— Start of Provided entries —
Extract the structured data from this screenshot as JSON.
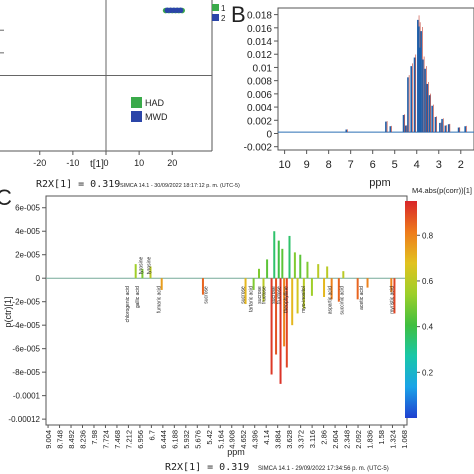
{
  "panels": {
    "b_letter": "B",
    "c_letter": "C"
  },
  "chart_data": [
    {
      "id": "A",
      "type": "scatter",
      "xlabel": "t[1]",
      "x_ticks": [
        -20,
        -10,
        0,
        10,
        20
      ],
      "xlim": [
        -32,
        32
      ],
      "ylim": [
        -1,
        1
      ],
      "series": [
        {
          "name": "HAD",
          "color": "#3aaa4a",
          "x": [
            18,
            19,
            20,
            21,
            22,
            23
          ],
          "y": [
            0.86,
            0.86,
            0.86,
            0.86,
            0.86,
            0.86
          ]
        },
        {
          "name": "MWD",
          "color": "#2b45a8",
          "x": [
            18.5,
            19.5,
            20.5,
            21.5,
            22.5
          ],
          "y": [
            0.87,
            0.87,
            0.87,
            0.87,
            0.87
          ]
        }
      ],
      "legend_top": [
        "1",
        "2"
      ],
      "legend_top_colors": [
        "#3aaa4a",
        "#2b45a8"
      ],
      "annotation": "R2X[1] = 0.319",
      "footer": "SIMCA 14.1 - 30/09/2022 18:17:12 p. m. (UTC-5)"
    },
    {
      "id": "B",
      "type": "line",
      "xlabel": "ppm",
      "x_ticks": [
        10,
        9,
        8,
        7,
        6,
        5,
        4,
        3,
        2
      ],
      "xlim": [
        10.3,
        1.4
      ],
      "ylim": [
        -0.0025,
        0.019
      ],
      "y_ticks": [
        0.018,
        0.016,
        0.014,
        0.012,
        0.01,
        0.008,
        0.006,
        0.004,
        0.002,
        0,
        -0.002
      ],
      "y_tick_labels": [
        "0.018",
        "0.016",
        "0.014",
        "0.012",
        "0.01",
        "0.008",
        "0.006",
        "0.004",
        "0.002",
        "0",
        "-0.002"
      ],
      "peaks": [
        {
          "x": 4.4,
          "y": 0.0085
        },
        {
          "x": 4.25,
          "y": 0.0102
        },
        {
          "x": 4.1,
          "y": 0.0115
        },
        {
          "x": 3.95,
          "y": 0.0172
        },
        {
          "x": 3.9,
          "y": 0.0162
        },
        {
          "x": 3.85,
          "y": 0.013
        },
        {
          "x": 3.8,
          "y": 0.0155
        },
        {
          "x": 3.72,
          "y": 0.0112
        },
        {
          "x": 3.62,
          "y": 0.0098
        },
        {
          "x": 3.52,
          "y": 0.0075
        },
        {
          "x": 3.42,
          "y": 0.0058
        },
        {
          "x": 3.3,
          "y": 0.0042
        },
        {
          "x": 3.15,
          "y": 0.0025
        },
        {
          "x": 2.95,
          "y": 0.0016
        },
        {
          "x": 2.85,
          "y": 0.0022
        },
        {
          "x": 2.7,
          "y": 0.0012
        },
        {
          "x": 2.55,
          "y": 0.0014
        },
        {
          "x": 2.1,
          "y": 0.0009
        },
        {
          "x": 1.8,
          "y": 0.0011
        },
        {
          "x": 5.4,
          "y": 0.0018
        },
        {
          "x": 5.2,
          "y": 0.0011
        },
        {
          "x": 4.6,
          "y": 0.0028
        },
        {
          "x": 4.5,
          "y": 0.0012
        },
        {
          "x": 7.2,
          "y": 0.0006
        }
      ]
    },
    {
      "id": "C",
      "type": "line",
      "ylabel": "p(ctr)[1]",
      "xlabel": "ppm",
      "x_ticks": [
        9.004,
        8.748,
        8.492,
        8.236,
        7.98,
        7.724,
        7.468,
        7.212,
        6.956,
        6.7,
        6.444,
        6.188,
        5.932,
        5.676,
        5.42,
        5.164,
        4.908,
        4.652,
        4.396,
        4.14,
        3.884,
        3.628,
        3.372,
        3.116,
        2.86,
        2.604,
        2.348,
        2.092,
        1.836,
        1.58,
        1.324,
        1.068
      ],
      "x_tick_labels": [
        "9.004",
        "8.748",
        "8.492",
        "8.236",
        "7.98",
        "7.724",
        "7.468",
        "7.212",
        "6.956",
        "6.7",
        "6.444",
        "6.188",
        "5.932",
        "5.676",
        "5.42",
        "5.164",
        "4.908",
        "4.652",
        "4.396",
        "4.14",
        "3.884",
        "3.628",
        "3.372",
        "3.116",
        "2.86",
        "2.604",
        "2.348",
        "2.092",
        "1.836",
        "1.58",
        "1.324",
        "1.068"
      ],
      "xlim": [
        9.05,
        1.0
      ],
      "y_ticks": [
        6e-05,
        4e-05,
        2e-05,
        0,
        -2e-05,
        -4e-05,
        -6e-05,
        -8e-05,
        -0.0001,
        -0.00012
      ],
      "y_tick_labels": [
        "6e-005",
        "4e-005",
        "2e-005",
        "0",
        "-2e-005",
        "-4e-005",
        "-6e-005",
        "-8e-005",
        "-0.0001",
        "-0.00012"
      ],
      "ylim": [
        -0.000125,
        7e-05
      ],
      "colorbar": {
        "title": "M4.abs(p(corr))[1]",
        "ticks": [
          0.8,
          0.6,
          0.4,
          0.2
        ],
        "range": [
          0.0,
          0.95
        ],
        "colors": [
          "#1f3fd0",
          "#1aa3e8",
          "#19c7a8",
          "#3fbf3f",
          "#9ccf2a",
          "#e2c21f",
          "#ee7b1c",
          "#d8262a"
        ]
      },
      "peaks": [
        {
          "x": 7.05,
          "y": 1.2e-05,
          "c": 0.55
        },
        {
          "x": 6.9,
          "y": 8e-06,
          "c": 0.5
        },
        {
          "x": 6.72,
          "y": 1e-05,
          "c": 0.6
        },
        {
          "x": 6.47,
          "y": -1e-05,
          "c": 0.75
        },
        {
          "x": 5.55,
          "y": -1.4e-05,
          "c": 0.85
        },
        {
          "x": 4.6,
          "y": -2.2e-05,
          "c": 0.7
        },
        {
          "x": 4.42,
          "y": -1e-05,
          "c": 0.5
        },
        {
          "x": 4.3,
          "y": 8e-06,
          "c": 0.5
        },
        {
          "x": 4.2,
          "y": -2e-05,
          "c": 0.6
        },
        {
          "x": 4.12,
          "y": 1.6e-05,
          "c": 0.45
        },
        {
          "x": 4.02,
          "y": -8.2e-05,
          "c": 0.92
        },
        {
          "x": 3.96,
          "y": 4e-05,
          "c": 0.35
        },
        {
          "x": 3.92,
          "y": -6.5e-05,
          "c": 0.88
        },
        {
          "x": 3.86,
          "y": 3.2e-05,
          "c": 0.4
        },
        {
          "x": 3.82,
          "y": -9e-05,
          "c": 0.93
        },
        {
          "x": 3.78,
          "y": 2.5e-05,
          "c": 0.45
        },
        {
          "x": 3.74,
          "y": -5.8e-05,
          "c": 0.8
        },
        {
          "x": 3.68,
          "y": -7.6e-05,
          "c": 0.9
        },
        {
          "x": 3.62,
          "y": 3.6e-05,
          "c": 0.35
        },
        {
          "x": 3.56,
          "y": -4e-05,
          "c": 0.7
        },
        {
          "x": 3.5,
          "y": 2.2e-05,
          "c": 0.5
        },
        {
          "x": 3.44,
          "y": -3e-05,
          "c": 0.65
        },
        {
          "x": 3.38,
          "y": 2e-05,
          "c": 0.45
        },
        {
          "x": 3.3,
          "y": -2.6e-05,
          "c": 0.6
        },
        {
          "x": 3.22,
          "y": 1.4e-05,
          "c": 0.5
        },
        {
          "x": 3.12,
          "y": -1.5e-05,
          "c": 0.55
        },
        {
          "x": 2.98,
          "y": 1.2e-05,
          "c": 0.6
        },
        {
          "x": 2.85,
          "y": -1.6e-05,
          "c": 0.7
        },
        {
          "x": 2.78,
          "y": 1e-05,
          "c": 0.6
        },
        {
          "x": 2.68,
          "y": -1.8e-05,
          "c": 0.8
        },
        {
          "x": 2.52,
          "y": -2e-05,
          "c": 0.85
        },
        {
          "x": 2.42,
          "y": 6e-06,
          "c": 0.6
        },
        {
          "x": 2.1,
          "y": -1.8e-05,
          "c": 0.85
        },
        {
          "x": 1.88,
          "y": -8e-06,
          "c": 0.8
        },
        {
          "x": 1.35,
          "y": -1.2e-05,
          "c": 0.8
        },
        {
          "x": 1.28,
          "y": -3e-05,
          "c": 0.9
        }
      ],
      "labels": [
        {
          "text": "chlorogenic acid",
          "x": 7.2,
          "dir": "down"
        },
        {
          "text": "tyrosine",
          "x": 6.9,
          "dir": "up"
        },
        {
          "text": "tyrosine",
          "x": 6.72,
          "dir": "up"
        },
        {
          "text": "gallic acid",
          "x": 6.98,
          "dir": "down"
        },
        {
          "text": "fumaric acid",
          "x": 6.5,
          "dir": "down"
        },
        {
          "text": "sucrose",
          "x": 5.45,
          "dir": "down"
        },
        {
          "text": "sucrose",
          "x": 4.62,
          "dir": "down"
        },
        {
          "text": "tartaric acid",
          "x": 4.45,
          "dir": "down"
        },
        {
          "text": "sucrose",
          "x": 4.26,
          "dir": "down"
        },
        {
          "text": "fructose",
          "x": 4.15,
          "dir": "down"
        },
        {
          "text": "sucrose",
          "x": 3.94,
          "dir": "down"
        },
        {
          "text": "fructose",
          "x": 3.82,
          "dir": "down"
        },
        {
          "text": "theophylline",
          "x": 3.66,
          "dir": "down"
        },
        {
          "text": "myo-inositol",
          "x": 3.28,
          "dir": "down"
        },
        {
          "text": "aspartic acid",
          "x": 2.68,
          "dir": "down"
        },
        {
          "text": "succinic acid",
          "x": 2.42,
          "dir": "down"
        },
        {
          "text": "acetic acid",
          "x": 1.98,
          "dir": "down"
        },
        {
          "text": "myristic acid",
          "x": 1.3,
          "dir": "down"
        }
      ],
      "annotation": "R2X[1] = 0.319",
      "footer": "SIMCA 14.1 - 29/09/2022 17:34:56 p. m. (UTC-5)"
    }
  ]
}
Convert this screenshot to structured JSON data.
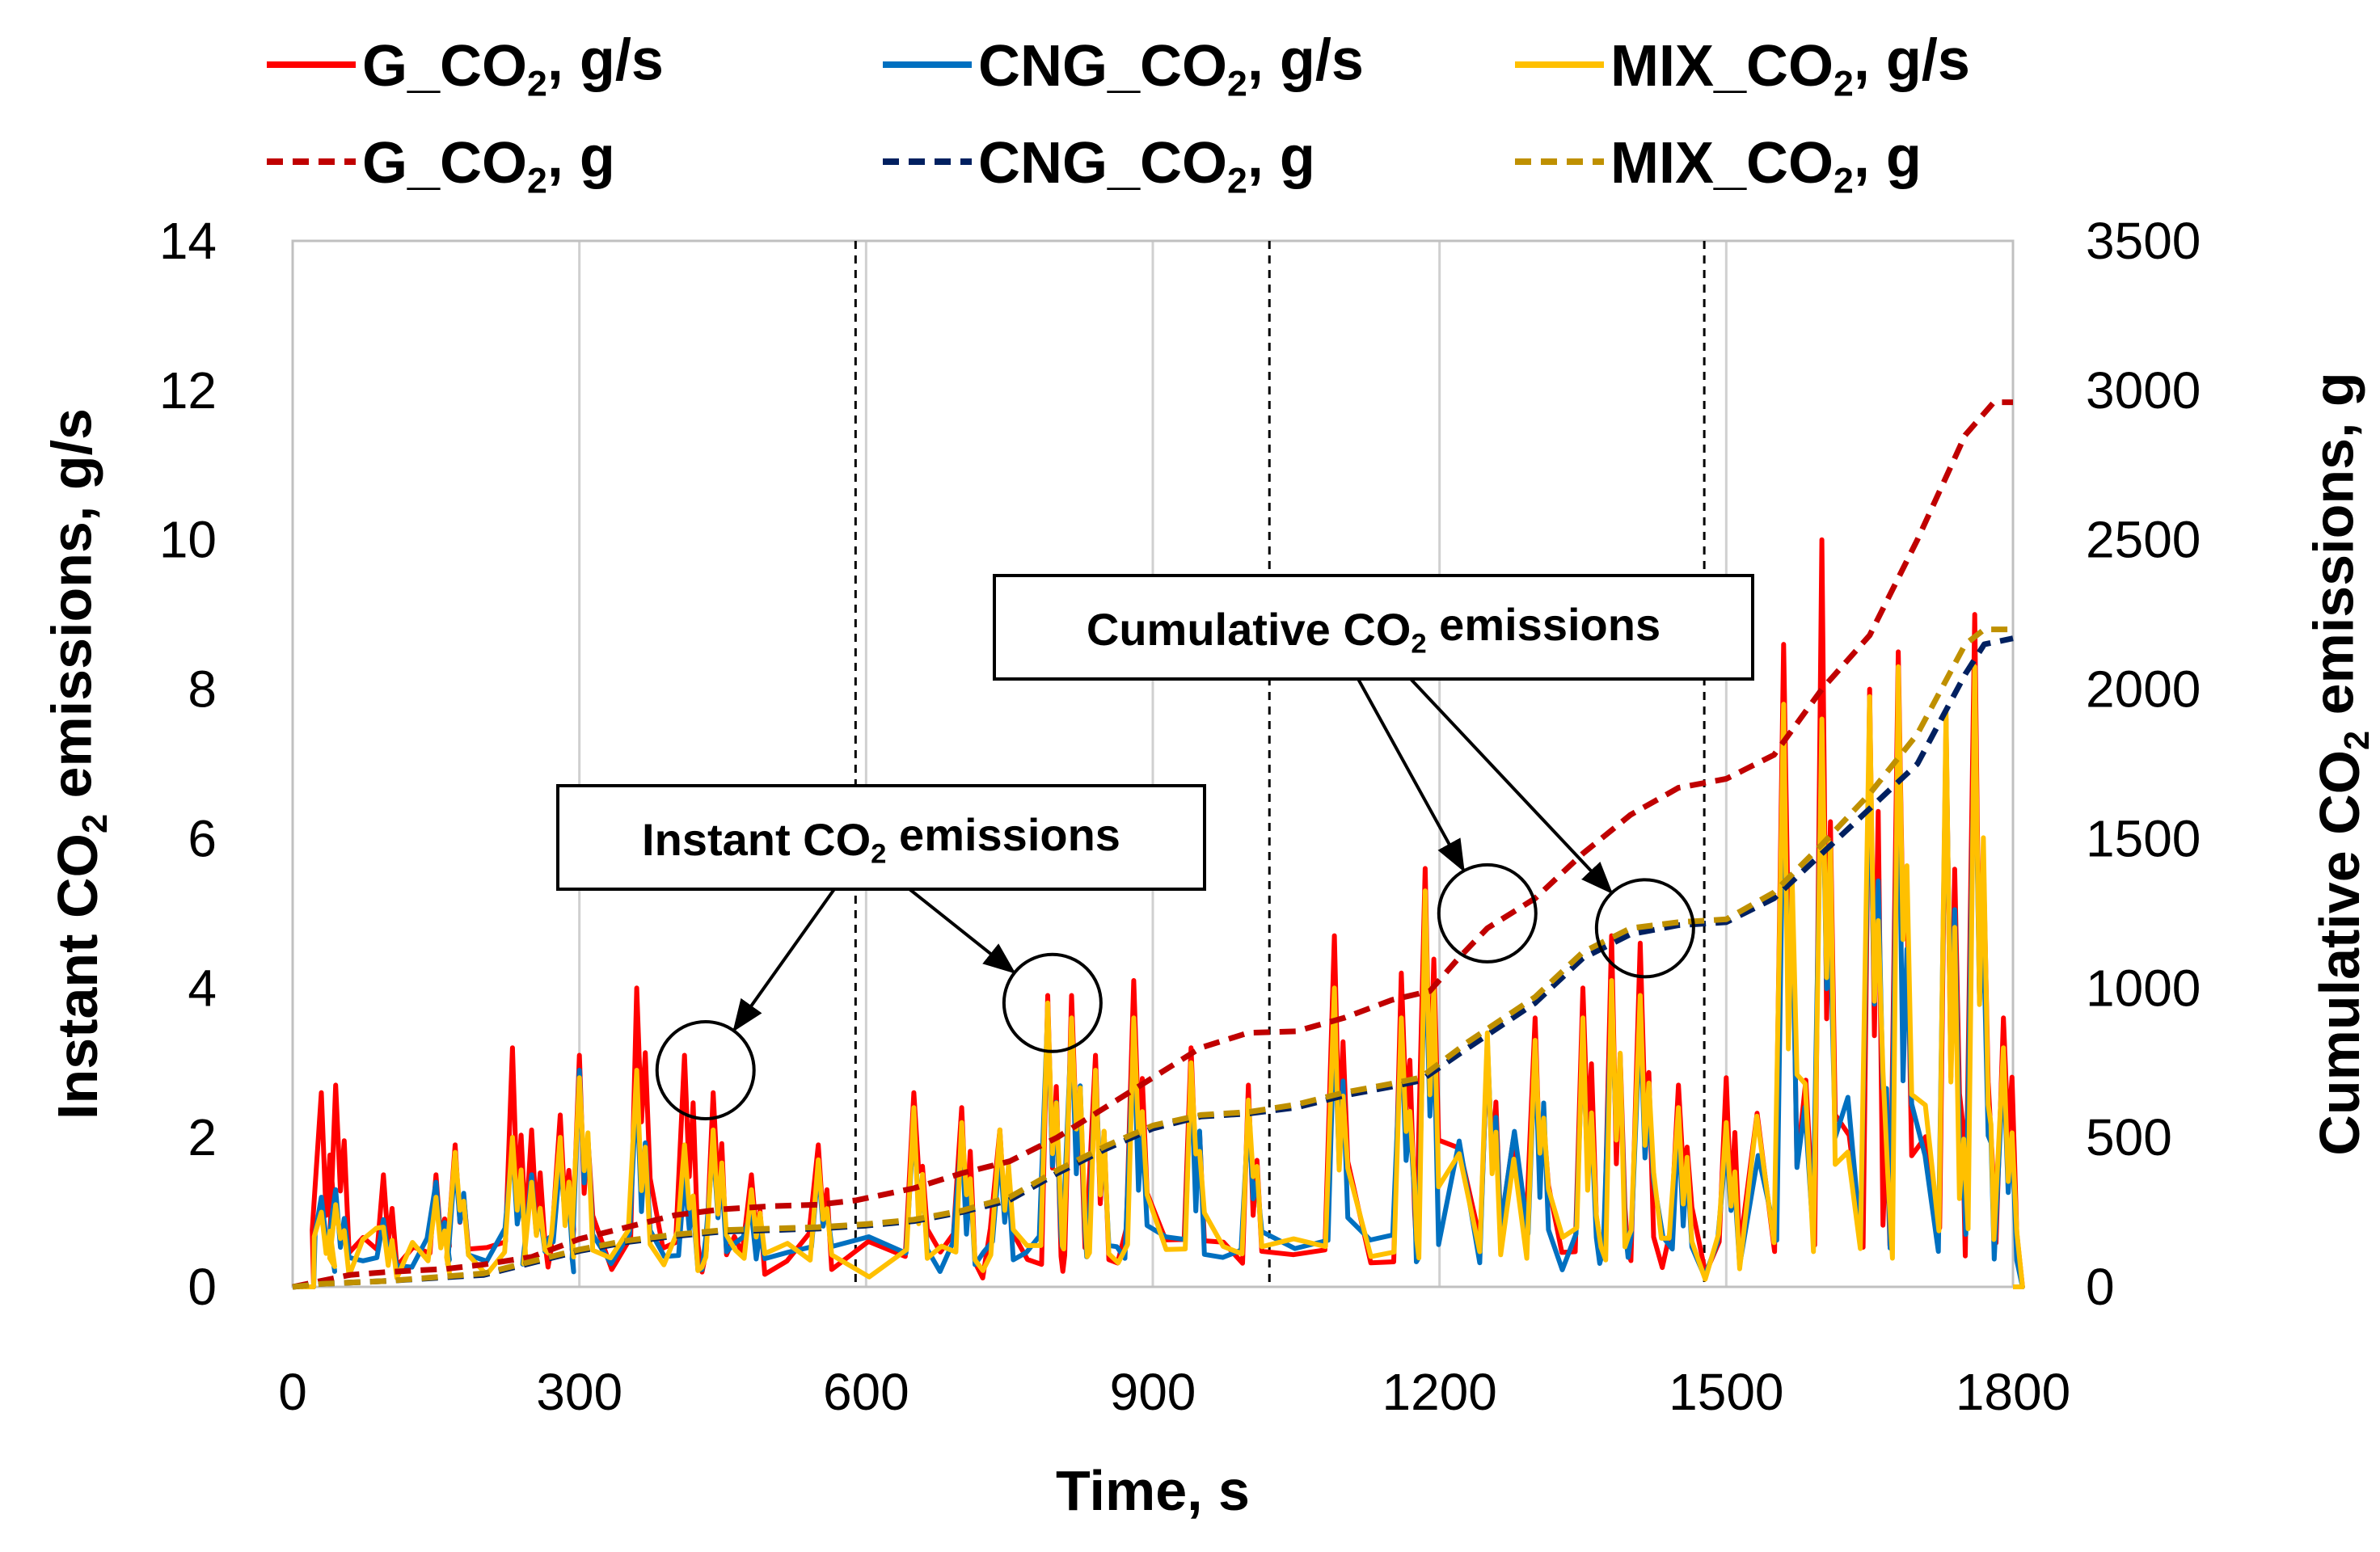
— End of Provided entries —
Written task: Check each line above for "JSON" and return the ones that have it.

Exercise solution:
Extract the structured data from this screenshot as JSON.
Convert this screenshot to structured JSON data.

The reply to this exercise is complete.